Aim -
Render each line of the listing below as a Markdown table with the columns Row and Entry, numbering the rows in order and omitting blank lines. Leave the pictures out of the table.

(Portion of a data file)

****

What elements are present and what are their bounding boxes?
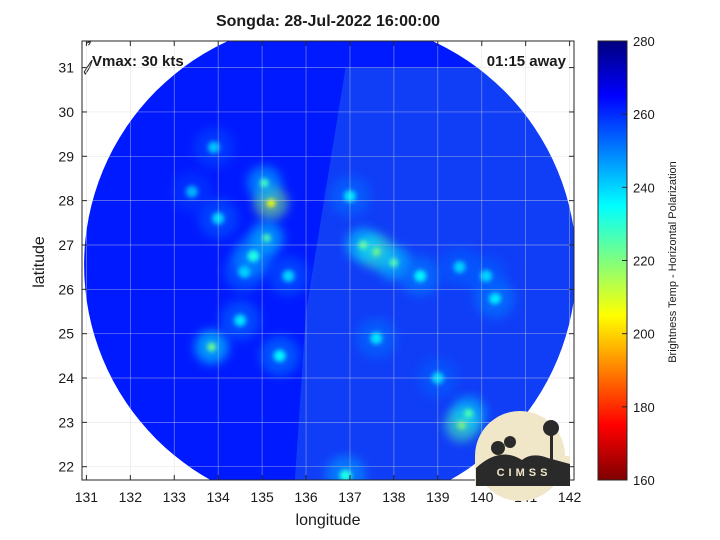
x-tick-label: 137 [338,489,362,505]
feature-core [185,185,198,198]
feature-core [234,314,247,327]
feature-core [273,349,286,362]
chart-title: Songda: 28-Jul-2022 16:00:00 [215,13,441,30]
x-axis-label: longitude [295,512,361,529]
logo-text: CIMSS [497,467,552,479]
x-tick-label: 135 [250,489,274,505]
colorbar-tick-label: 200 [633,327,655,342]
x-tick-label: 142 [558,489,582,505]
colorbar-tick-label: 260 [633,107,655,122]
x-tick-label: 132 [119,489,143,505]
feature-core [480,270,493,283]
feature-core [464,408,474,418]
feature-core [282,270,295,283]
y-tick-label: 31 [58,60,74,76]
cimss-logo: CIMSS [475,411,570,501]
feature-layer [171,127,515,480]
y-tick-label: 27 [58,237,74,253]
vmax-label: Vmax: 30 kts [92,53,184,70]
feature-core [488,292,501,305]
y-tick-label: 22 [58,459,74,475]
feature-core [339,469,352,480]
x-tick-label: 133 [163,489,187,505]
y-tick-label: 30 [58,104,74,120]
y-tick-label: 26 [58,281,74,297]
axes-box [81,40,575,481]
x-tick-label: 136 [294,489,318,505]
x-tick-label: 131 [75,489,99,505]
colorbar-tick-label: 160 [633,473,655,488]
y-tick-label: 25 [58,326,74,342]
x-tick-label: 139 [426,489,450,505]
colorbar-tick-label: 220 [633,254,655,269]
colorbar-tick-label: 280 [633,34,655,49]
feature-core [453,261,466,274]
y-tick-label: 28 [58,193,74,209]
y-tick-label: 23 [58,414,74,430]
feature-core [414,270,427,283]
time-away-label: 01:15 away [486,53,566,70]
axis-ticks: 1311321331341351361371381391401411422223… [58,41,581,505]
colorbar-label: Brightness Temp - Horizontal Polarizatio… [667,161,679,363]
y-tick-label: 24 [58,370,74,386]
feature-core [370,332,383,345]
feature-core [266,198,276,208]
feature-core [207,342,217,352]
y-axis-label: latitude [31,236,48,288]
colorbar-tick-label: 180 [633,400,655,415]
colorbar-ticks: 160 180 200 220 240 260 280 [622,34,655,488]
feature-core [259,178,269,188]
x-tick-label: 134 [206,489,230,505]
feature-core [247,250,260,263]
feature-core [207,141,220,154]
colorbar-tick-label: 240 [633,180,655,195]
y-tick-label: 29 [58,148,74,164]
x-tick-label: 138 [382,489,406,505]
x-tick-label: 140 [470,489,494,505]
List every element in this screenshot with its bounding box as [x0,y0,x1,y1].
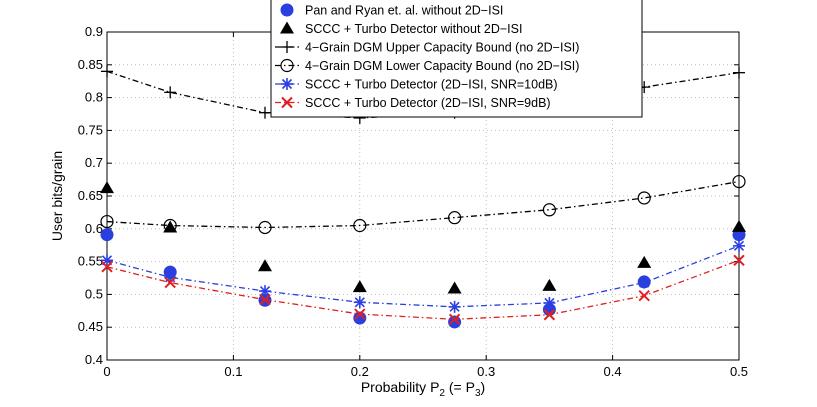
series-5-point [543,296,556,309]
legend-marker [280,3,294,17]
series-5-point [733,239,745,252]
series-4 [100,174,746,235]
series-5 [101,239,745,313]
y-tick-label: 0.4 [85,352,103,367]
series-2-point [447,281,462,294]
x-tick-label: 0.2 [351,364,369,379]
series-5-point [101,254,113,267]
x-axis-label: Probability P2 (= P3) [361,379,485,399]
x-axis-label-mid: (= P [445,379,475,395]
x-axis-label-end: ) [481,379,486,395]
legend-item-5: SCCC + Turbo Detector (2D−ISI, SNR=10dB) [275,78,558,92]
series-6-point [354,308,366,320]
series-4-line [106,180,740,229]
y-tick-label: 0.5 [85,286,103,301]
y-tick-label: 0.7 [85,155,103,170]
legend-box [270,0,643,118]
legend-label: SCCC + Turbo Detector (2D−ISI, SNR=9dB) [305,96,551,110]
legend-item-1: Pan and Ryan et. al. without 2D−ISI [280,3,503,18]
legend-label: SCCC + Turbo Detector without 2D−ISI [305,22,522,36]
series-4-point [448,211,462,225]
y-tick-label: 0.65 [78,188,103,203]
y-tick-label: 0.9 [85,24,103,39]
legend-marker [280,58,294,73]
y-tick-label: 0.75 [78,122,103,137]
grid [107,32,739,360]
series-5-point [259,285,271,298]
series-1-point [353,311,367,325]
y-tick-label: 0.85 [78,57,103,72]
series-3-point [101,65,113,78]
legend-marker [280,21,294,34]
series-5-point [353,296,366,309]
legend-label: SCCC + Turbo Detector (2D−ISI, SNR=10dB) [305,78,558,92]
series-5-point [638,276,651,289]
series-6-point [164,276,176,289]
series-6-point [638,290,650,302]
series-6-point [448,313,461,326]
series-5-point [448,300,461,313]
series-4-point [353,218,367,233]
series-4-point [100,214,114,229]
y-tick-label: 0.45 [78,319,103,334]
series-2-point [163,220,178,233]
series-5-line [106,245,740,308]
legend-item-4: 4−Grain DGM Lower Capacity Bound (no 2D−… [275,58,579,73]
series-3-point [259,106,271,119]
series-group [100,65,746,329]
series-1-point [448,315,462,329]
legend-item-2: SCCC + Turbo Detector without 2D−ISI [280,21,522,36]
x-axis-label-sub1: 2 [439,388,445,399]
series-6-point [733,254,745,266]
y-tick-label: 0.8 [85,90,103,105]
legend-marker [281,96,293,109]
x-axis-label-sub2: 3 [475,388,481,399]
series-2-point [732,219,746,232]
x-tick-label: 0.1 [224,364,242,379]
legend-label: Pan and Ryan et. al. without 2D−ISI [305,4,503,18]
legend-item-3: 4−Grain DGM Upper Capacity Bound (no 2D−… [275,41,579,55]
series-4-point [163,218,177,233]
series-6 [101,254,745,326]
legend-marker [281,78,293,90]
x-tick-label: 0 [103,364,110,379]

****

Result of this task -
| Row | Entry |
|---|---|
| 1 | What elements are present and what are their bounding boxes? |
| 2 | x-tick-label: 137 [338,489,362,505] |
| 3 | feature-core [185,185,198,198] |
| 4 | feature-core [234,314,247,327] |
| 5 | feature-core [273,349,286,362] |
| 6 | chart-title: Songda: 28-Jul-2022 16:00:00 [215,13,441,30] |
| 7 | x-axis-label: longitude [295,512,361,529] |
| 8 | logo-text: CIMSS [497,467,552,479] |
| 9 | x-tick-label: 135 [250,489,274,505] |
| 10 | colorbar-tick-label: 200 [633,327,655,342] |
| 11 | x-tick-label: 142 [558,489,582,505] |
| 12 | colorbar-tick-label: 260 [633,107,655,122] |
| 13 | x-tick-label: 132 [119,489,143,505] |
| 14 | feature-core [480,270,493,283] |
| 15 | feature-core [464,408,474,418] |
| 16 | feature-core [282,270,295,283] |
| 17 | y-tick-label: 31 [58,60,74,76] |
| 18 | cimss-logo: CIMSS [475,411,570,501] |
| 19 | feature-layer [171,127,515,480] |
| 20 | y-tick-label: 27 [58,237,74,253] |
| 21 | vmax-label: Vmax: 30 kts [92,53,184,70] |
| 22 | feature-core [488,292,501,305] |
| 23 | y-tick-label: 22 [58,459,74,475] |
| 24 | feature-core [339,469,352,480] |
| 25 | x-tick-label: 133 [163,489,187,505] |
| 26 | y-tick-label: 30 [58,104,74,120] |
| 27 | y-tick-label: 26 [58,281,74,297] |
| 28 | axes-box [81,40,575,481] |
| 29 | x-tick-label: 136 [294,489,318,505] |
| 30 | x-tick-label: 131 [75,489,99,505] |
| 31 | colorbar-tick-label: 160 [633,473,655,488] |
| 32 | y-tick-label: 25 [58,326,74,342] |
| 33 | x-tick-label: 139 [426,489,450,505] |
| 34 | colorbar-tick-label: 220 [633,254,655,269] |
| 35 | colorbar-tick-label: 280 [633,34,655,49] |
| 36 | feature-core [453,261,466,274] |
| 37 | y-tick-label: 28 [58,193,74,209] |
| 38 | y-tick-label: 23 [58,414,74,430] |
| 39 | feature-core [414,270,427,283] |
| 40 | time-away-label: 01:15 away [486,53,566,70] |
| 41 | axis-ticks: 1311321331341351361371381391401411422223… [58,41,581,505] |
| 42 | colorbar-label: Brightness Temp - Horizontal Polarizatio… [667,161,679,363] |
| 43 | y-tick-label: 24 [58,370,74,386] |
| 44 | feature-core [370,332,383,345] |
| 45 | feature-core [266,198,276,208] |
| 46 | feature-core [207,342,217,352] |
| 47 | y-axis-label: latitude [31,236,48,288] |
| 48 | colorbar-tick-label: 180 [633,400,655,415] |
| 49 | colorbar-ticks: 160 180 200 220 240 260 280 [622,34,655,488] |
| 50 | feature-core [259,178,269,188] |
| 51 | x-tick-label: 134 [206,489,230,505] |
| 52 | feature-core [247,250,260,263] |
| 53 | feature-core [207,141,220,154] |
| 54 | colorbar-tick-label: 240 [633,180,655,195] |
| 55 | y-tick-label: 29 [58,148,74,164] |
| 56 | x-tick-label: 138 [382,489,406,505] |
| 57 | x-tick-label: 140 [470,489,494,505] |
| 58 | List every element in this screenshot with its bounding box as [x0,y0,x1,y1]. |
| 59 | series-5-point [543,296,556,309] |
| 60 | legend-marker [280,3,294,17] |
| 61 | series-5-point [733,239,745,252] |
| 62 | series-4 [100,174,746,235] |
| 63 | series-5 [101,239,745,313] |
| 64 | y-tick-label: 0.4 [85,352,103,367] |
| 65 | series-2-point [447,281,462,294] |
| 66 | x-tick-label: 0.2 [351,364,369,379] |
| 67 | series-5-point [101,254,113,267] |
| 68 | x-axis-label: Probability P2 (= P3) [361,379,485,399] |
| 69 | x-axis-label-mid: (= P [445,379,475,395] |
| 70 | x-axis-label-end: ) [481,379,486,395] |
| 71 | legend-item-5: SCCC + Turbo Detector (2D−ISI, SNR=10dB) [275,78,558,92] |
| 72 | series-6-point [354,308,366,320] |
| 73 | series-4-line [106,180,740,229] |
| 74 | y-tick-label: 0.5 [85,286,103,301] |
| 75 | y-tick-label: 0.7 [85,155,103,170] |
| 76 | legend-box [270,0,643,118] |
| 77 | legend-label: SCCC + Turbo Detector (2D−ISI, SNR=9dB) [305,96,551,110] |
| 78 | legend-item-1: Pan and Ryan et. al. without 2D−ISI [280,3,503,18] |
| 79 | legend-label: SCCC + Turbo Detector without 2D−ISI [305,22,522,36] |
| 80 | series-4-point [448,211,462,225] |
| 81 | y-tick-label: 0.65 [78,188,103,203] |
| 82 | y-tick-label: 0.9 [85,24,103,39] |
| 83 | legend-marker [280,58,294,73] |
| 84 | y-tick-label: 0.75 [78,122,103,137] |
| 85 | grid [107,32,739,360] |
| 86 | series-5-point [259,285,271,298] |
| 87 | series-1-point [353,311,367,325] |
| 88 | y-tick-label: 0.85 [78,57,103,72] |
| 89 | series-3-point [101,65,113,78] |
| 90 | legend-marker [280,21,294,34] |
| 91 | series-5-point [353,296,366,309] |
| 92 | legend-label: SCCC + Turbo Detector (2D−ISI, SNR=10dB) [305,78,558,92] |
| 93 | series-5-point [638,276,651,289] |
| 94 | series-6-point [164,276,176,289] |
| 95 | series-6-point [638,290,650,302] |
| 96 | series-6-point [448,313,461,326] |
| 97 | series-5-point [448,300,461,313] |
| 98 | series-4-point [353,218,367,233] |
| 99 | series-4-point [100,214,114,229] |
| 100 | y-tick-label: 0.45 [78,319,103,334] |
| 101 | series-2-point [163,220,178,233] |
| 102 | series-5-line [106,245,740,308] |
| 103 | legend-item-4: 4−Grain DGM Lower Capacity Bound (no 2D−… [275,58,579,73] |
| 104 | series-3-point [259,106,271,119] |
| 105 | series-group [100,65,746,329] |
| 106 | series-1-point [448,315,462,329] |
| 107 | legend-item-2: SCCC + Turbo Detector without 2D−ISI [280,21,522,36] |
| 108 | x-axis-label-sub1: 2 [439,388,445,399] |
| 109 | series-6-point [733,254,745,266] |
| 110 | y-tick-label: 0.8 [85,90,103,105] |
| 111 | legend-marker [281,96,293,109] |
| 112 | x-axis-label-sub2: 3 [475,388,481,399] |
| 113 | series-2-point [732,219,746,232] |
| 114 | x-tick-label: 0.1 [224,364,242,379] |
| 115 | legend-label: Pan and Ryan et. al. without 2D−ISI [305,4,503,18] |
| 116 | legend-item-3: 4−Grain DGM Upper Capacity Bound (no 2D−… [275,41,579,55] |
| 117 | series-4-point [163,218,177,233] |
| 118 | series-6 [101,254,745,326] |
| 119 | legend-marker [281,78,293,90] |
| 120 | x-tick-label: 0 [103,364,110,379] |